◆ **Required task**: Leave the pictures out and print every record below exactly as it stands.

◆ **Data in this exercise**:
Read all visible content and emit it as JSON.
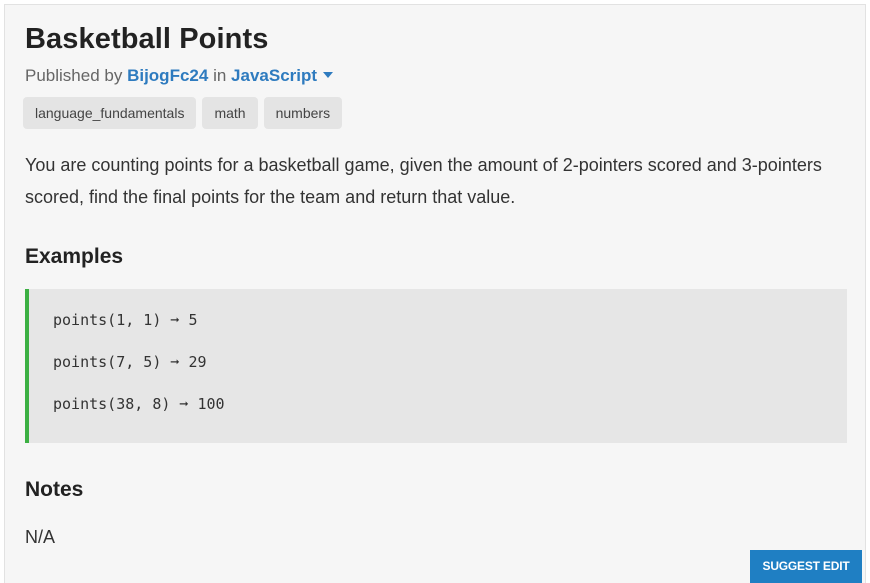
{
  "challenge": {
    "title": "Basketball Points",
    "published_by_label": "Published by",
    "author": "BijogFc24",
    "in_label": "in",
    "language": "JavaScript"
  },
  "tags": [
    "language_fundamentals",
    "math",
    "numbers"
  ],
  "description": "You are counting points for a basketball game, given the amount of 2-pointers scored and 3-pointers scored, find the final points for the team and return that value.",
  "examples": {
    "heading": "Examples",
    "lines": [
      "points(1, 1) ➞ 5",
      "points(7, 5) ➞ 29",
      "points(38, 8) ➞ 100"
    ]
  },
  "notes": {
    "heading": "Notes",
    "body": "N/A"
  },
  "suggest_edit_label": "SUGGEST EDIT",
  "colors": {
    "link": "#2e7bbf",
    "example_accent": "#3cb043",
    "suggest_button": "#1f7fc3"
  }
}
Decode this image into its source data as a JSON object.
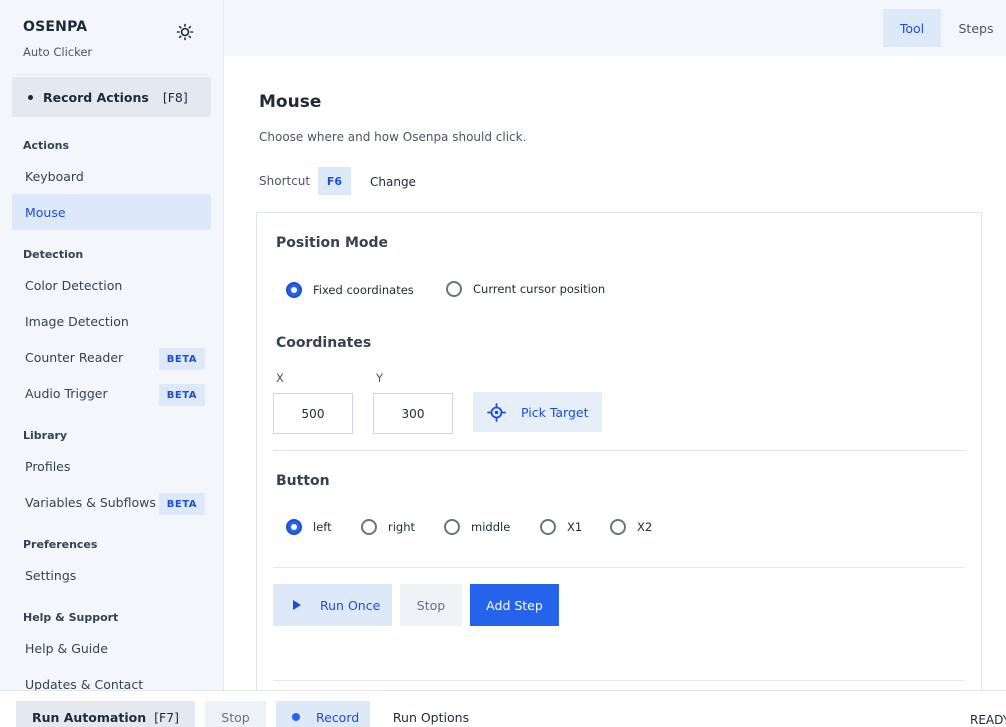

◆ **Task output**:
Read all visible content and emit it as JSON.
{
  "challenge": {
    "title": "Basketball Points",
    "published_by_label": "Published by",
    "author": "BijogFc24",
    "in_label": "in",
    "language": "JavaScript"
  },
  "tags": [
    "language_fundamentals",
    "math",
    "numbers"
  ],
  "description": "You are counting points for a basketball game, given the amount of 2-pointers scored and 3-pointers scored, find the final points for the team and return that value.",
  "examples": {
    "heading": "Examples",
    "lines": [
      "points(1, 1) ➞ 5",
      "points(7, 5) ➞ 29",
      "points(38, 8) ➞ 100"
    ]
  },
  "notes": {
    "heading": "Notes",
    "body": "N/A"
  },
  "suggest_edit_label": "SUGGEST EDIT",
  "colors": {
    "link": "#2e7bbf",
    "example_accent": "#3cb043",
    "suggest_button": "#1f7fc3"
  }
}
Decode this image into its source data as a JSON object.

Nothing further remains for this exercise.